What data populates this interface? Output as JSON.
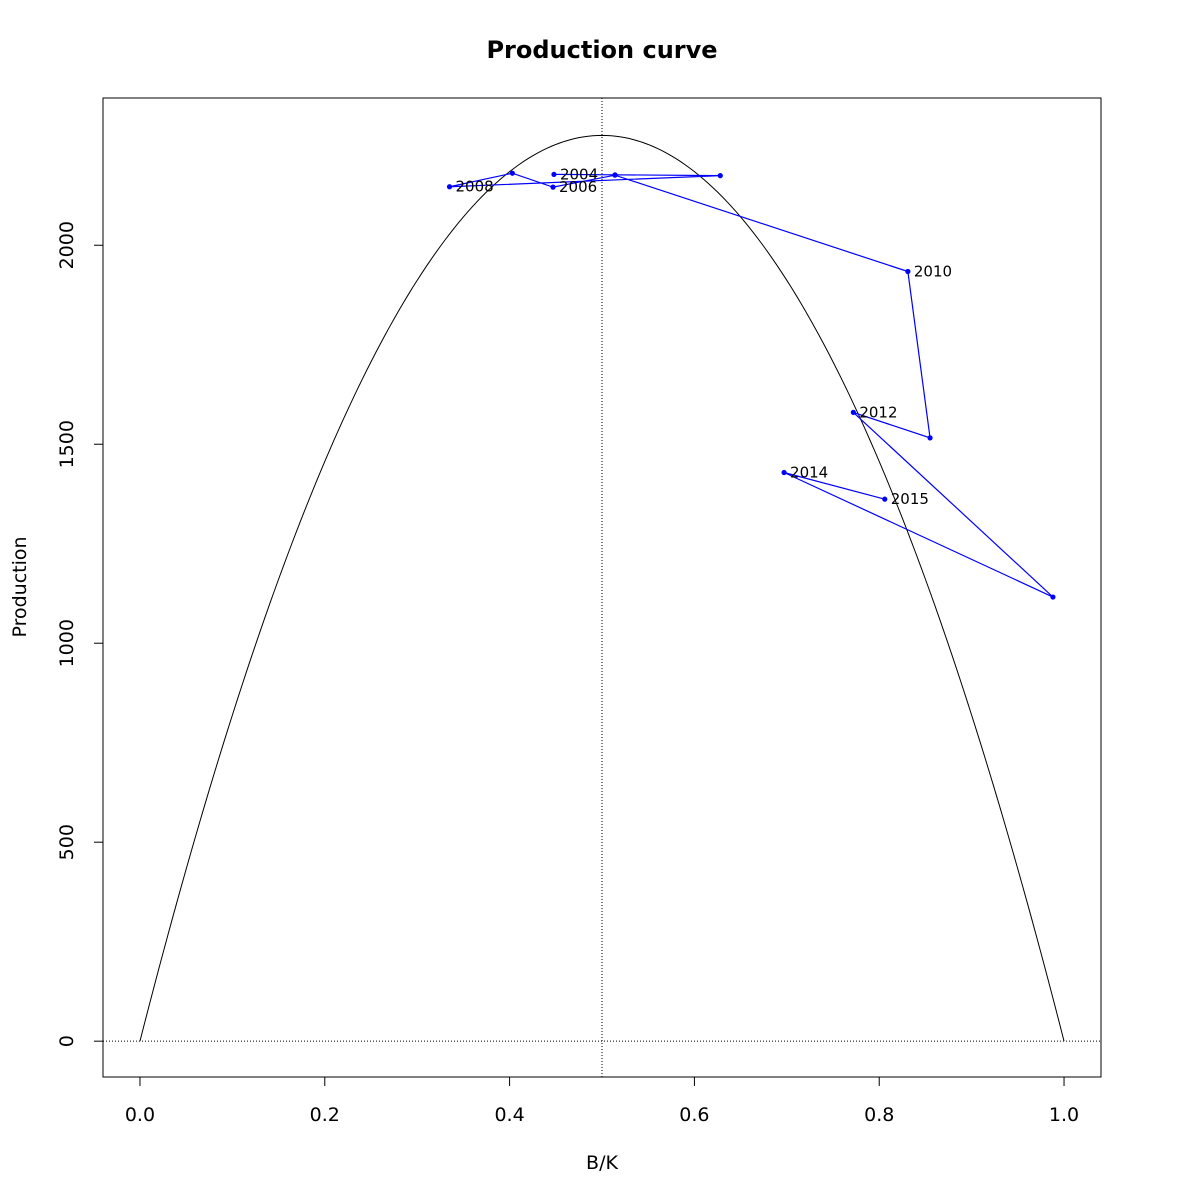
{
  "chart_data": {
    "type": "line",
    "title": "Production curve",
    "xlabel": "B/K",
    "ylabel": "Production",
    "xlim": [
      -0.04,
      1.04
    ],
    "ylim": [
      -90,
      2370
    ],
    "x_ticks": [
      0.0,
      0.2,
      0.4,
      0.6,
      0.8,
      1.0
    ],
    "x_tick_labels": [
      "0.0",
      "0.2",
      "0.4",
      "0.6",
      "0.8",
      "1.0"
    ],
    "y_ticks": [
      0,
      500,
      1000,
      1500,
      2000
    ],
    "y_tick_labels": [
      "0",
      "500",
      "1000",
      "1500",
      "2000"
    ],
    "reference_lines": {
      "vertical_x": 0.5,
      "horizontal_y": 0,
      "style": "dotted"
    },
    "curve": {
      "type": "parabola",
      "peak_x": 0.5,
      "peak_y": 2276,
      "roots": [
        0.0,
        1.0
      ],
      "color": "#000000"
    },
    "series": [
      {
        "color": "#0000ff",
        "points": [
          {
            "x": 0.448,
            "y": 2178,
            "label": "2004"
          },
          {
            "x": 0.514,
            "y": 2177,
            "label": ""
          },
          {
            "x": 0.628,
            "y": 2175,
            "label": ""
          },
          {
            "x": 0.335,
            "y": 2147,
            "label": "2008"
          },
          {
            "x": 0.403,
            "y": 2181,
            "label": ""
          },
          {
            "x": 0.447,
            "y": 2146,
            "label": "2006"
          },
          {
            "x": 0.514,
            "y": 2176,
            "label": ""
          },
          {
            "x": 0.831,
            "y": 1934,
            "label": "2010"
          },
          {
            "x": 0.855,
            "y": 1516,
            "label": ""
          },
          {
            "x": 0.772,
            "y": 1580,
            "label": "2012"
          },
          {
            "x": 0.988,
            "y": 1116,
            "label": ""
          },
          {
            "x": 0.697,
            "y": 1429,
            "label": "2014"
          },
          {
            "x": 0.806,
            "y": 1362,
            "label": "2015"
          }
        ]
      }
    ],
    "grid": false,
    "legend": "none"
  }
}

▶ [Exercise] Give the material again exactly as it is, but keep the pictures out.

▶ [Response for this exercise]
What data populates this interface? Output as JSON.
{
  "chart_data": {
    "type": "line",
    "title": "Production curve",
    "xlabel": "B/K",
    "ylabel": "Production",
    "xlim": [
      -0.04,
      1.04
    ],
    "ylim": [
      -90,
      2370
    ],
    "x_ticks": [
      0.0,
      0.2,
      0.4,
      0.6,
      0.8,
      1.0
    ],
    "x_tick_labels": [
      "0.0",
      "0.2",
      "0.4",
      "0.6",
      "0.8",
      "1.0"
    ],
    "y_ticks": [
      0,
      500,
      1000,
      1500,
      2000
    ],
    "y_tick_labels": [
      "0",
      "500",
      "1000",
      "1500",
      "2000"
    ],
    "reference_lines": {
      "vertical_x": 0.5,
      "horizontal_y": 0,
      "style": "dotted"
    },
    "curve": {
      "type": "parabola",
      "peak_x": 0.5,
      "peak_y": 2276,
      "roots": [
        0.0,
        1.0
      ],
      "color": "#000000"
    },
    "series": [
      {
        "color": "#0000ff",
        "points": [
          {
            "x": 0.448,
            "y": 2178,
            "label": "2004"
          },
          {
            "x": 0.514,
            "y": 2177,
            "label": ""
          },
          {
            "x": 0.628,
            "y": 2175,
            "label": ""
          },
          {
            "x": 0.335,
            "y": 2147,
            "label": "2008"
          },
          {
            "x": 0.403,
            "y": 2181,
            "label": ""
          },
          {
            "x": 0.447,
            "y": 2146,
            "label": "2006"
          },
          {
            "x": 0.514,
            "y": 2176,
            "label": ""
          },
          {
            "x": 0.831,
            "y": 1934,
            "label": "2010"
          },
          {
            "x": 0.855,
            "y": 1516,
            "label": ""
          },
          {
            "x": 0.772,
            "y": 1580,
            "label": "2012"
          },
          {
            "x": 0.988,
            "y": 1116,
            "label": ""
          },
          {
            "x": 0.697,
            "y": 1429,
            "label": "2014"
          },
          {
            "x": 0.806,
            "y": 1362,
            "label": "2015"
          }
        ]
      }
    ],
    "grid": false,
    "legend": "none"
  }
}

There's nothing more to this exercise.